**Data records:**

begin

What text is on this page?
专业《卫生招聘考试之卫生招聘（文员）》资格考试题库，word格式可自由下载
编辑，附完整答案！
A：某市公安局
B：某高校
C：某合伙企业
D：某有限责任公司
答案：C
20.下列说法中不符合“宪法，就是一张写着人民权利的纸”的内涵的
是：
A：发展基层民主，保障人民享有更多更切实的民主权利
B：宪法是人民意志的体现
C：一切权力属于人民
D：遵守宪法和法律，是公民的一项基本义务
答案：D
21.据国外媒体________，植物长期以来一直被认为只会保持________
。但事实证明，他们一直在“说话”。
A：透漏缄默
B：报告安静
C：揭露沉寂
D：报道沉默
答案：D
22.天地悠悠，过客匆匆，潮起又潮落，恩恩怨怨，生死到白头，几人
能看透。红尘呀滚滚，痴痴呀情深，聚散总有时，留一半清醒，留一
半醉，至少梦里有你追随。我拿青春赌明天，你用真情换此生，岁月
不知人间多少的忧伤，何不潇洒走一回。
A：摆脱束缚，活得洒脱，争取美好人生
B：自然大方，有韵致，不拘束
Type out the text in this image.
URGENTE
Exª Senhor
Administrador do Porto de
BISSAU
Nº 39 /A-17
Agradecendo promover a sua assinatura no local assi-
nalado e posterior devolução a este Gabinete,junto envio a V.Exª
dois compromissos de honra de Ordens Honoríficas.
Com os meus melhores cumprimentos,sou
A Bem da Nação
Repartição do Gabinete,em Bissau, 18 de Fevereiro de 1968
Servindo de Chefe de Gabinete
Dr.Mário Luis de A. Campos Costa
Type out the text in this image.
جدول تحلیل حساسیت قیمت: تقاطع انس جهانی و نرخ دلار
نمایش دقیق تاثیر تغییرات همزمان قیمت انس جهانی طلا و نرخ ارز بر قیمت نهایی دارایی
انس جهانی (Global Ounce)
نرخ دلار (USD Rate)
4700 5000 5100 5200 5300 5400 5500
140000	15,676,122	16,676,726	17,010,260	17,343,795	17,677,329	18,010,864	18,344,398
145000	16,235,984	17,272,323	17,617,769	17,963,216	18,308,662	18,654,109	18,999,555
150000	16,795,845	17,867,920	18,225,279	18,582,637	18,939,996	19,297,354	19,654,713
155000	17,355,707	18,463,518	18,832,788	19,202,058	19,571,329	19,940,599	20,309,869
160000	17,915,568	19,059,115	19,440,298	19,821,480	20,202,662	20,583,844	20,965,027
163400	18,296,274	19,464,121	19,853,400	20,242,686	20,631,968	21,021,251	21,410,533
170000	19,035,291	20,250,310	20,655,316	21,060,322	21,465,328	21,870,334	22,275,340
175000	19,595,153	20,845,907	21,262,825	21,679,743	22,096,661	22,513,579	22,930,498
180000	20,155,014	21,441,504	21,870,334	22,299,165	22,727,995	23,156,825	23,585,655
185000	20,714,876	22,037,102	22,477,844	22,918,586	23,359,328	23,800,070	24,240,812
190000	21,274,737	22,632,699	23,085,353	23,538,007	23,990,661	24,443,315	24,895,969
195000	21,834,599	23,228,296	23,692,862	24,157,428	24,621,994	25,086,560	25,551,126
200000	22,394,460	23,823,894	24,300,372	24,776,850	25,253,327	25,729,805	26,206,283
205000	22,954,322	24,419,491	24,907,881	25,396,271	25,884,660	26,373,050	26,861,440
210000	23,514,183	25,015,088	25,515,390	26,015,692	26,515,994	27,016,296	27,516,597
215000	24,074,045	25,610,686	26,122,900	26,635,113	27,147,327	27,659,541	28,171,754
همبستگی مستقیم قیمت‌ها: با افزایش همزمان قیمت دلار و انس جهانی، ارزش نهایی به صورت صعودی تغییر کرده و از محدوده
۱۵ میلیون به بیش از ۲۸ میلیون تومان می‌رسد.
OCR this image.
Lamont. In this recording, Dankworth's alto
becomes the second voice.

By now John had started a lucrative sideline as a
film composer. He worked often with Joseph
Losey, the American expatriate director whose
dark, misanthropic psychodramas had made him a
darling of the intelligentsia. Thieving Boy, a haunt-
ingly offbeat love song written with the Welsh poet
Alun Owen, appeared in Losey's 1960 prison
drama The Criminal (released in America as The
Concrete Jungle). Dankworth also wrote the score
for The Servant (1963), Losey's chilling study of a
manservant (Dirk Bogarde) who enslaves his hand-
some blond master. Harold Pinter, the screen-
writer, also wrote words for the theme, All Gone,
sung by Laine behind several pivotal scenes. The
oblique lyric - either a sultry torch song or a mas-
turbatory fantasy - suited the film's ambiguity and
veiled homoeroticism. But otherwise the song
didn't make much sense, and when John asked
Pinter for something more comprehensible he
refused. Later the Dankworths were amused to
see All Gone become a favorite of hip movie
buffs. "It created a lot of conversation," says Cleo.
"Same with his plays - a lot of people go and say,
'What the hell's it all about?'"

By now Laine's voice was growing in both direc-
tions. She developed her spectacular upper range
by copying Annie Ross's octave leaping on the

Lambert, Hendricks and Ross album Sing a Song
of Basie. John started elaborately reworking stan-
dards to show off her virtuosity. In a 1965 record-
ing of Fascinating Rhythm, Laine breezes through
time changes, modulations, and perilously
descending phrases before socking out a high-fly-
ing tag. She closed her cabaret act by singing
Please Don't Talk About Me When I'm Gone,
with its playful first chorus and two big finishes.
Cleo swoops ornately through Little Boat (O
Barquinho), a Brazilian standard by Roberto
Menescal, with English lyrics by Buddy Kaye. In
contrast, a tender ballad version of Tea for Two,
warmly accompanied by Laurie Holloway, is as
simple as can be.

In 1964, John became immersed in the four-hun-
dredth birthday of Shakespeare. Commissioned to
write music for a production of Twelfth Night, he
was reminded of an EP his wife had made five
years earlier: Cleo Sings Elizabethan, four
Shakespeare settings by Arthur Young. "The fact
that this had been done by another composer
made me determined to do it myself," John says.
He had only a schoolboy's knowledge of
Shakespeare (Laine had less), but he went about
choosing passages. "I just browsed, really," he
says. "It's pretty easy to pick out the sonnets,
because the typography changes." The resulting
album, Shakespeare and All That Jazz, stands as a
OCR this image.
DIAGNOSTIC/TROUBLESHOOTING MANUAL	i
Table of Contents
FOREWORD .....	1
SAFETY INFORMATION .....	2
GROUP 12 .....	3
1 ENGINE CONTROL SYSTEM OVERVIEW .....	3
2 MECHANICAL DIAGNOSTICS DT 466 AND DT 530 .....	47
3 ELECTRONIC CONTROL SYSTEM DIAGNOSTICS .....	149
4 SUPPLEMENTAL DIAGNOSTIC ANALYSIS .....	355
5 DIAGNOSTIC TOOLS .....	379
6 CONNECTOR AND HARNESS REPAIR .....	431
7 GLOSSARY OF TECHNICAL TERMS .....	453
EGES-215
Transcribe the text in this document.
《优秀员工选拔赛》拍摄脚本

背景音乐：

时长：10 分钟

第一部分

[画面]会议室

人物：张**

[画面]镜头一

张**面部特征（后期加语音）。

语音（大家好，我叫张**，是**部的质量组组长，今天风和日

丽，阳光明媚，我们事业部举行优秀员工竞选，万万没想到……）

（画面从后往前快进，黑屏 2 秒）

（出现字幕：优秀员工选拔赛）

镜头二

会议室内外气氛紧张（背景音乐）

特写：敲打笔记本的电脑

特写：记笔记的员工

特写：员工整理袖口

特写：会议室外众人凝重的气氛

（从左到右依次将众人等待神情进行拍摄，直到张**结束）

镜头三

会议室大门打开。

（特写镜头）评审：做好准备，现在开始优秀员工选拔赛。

end

**Objective:** Lines that hold the word "What" are the ones to return, every one of them.

**Response:**
What text is on this page?
'What the hell's it all about?'"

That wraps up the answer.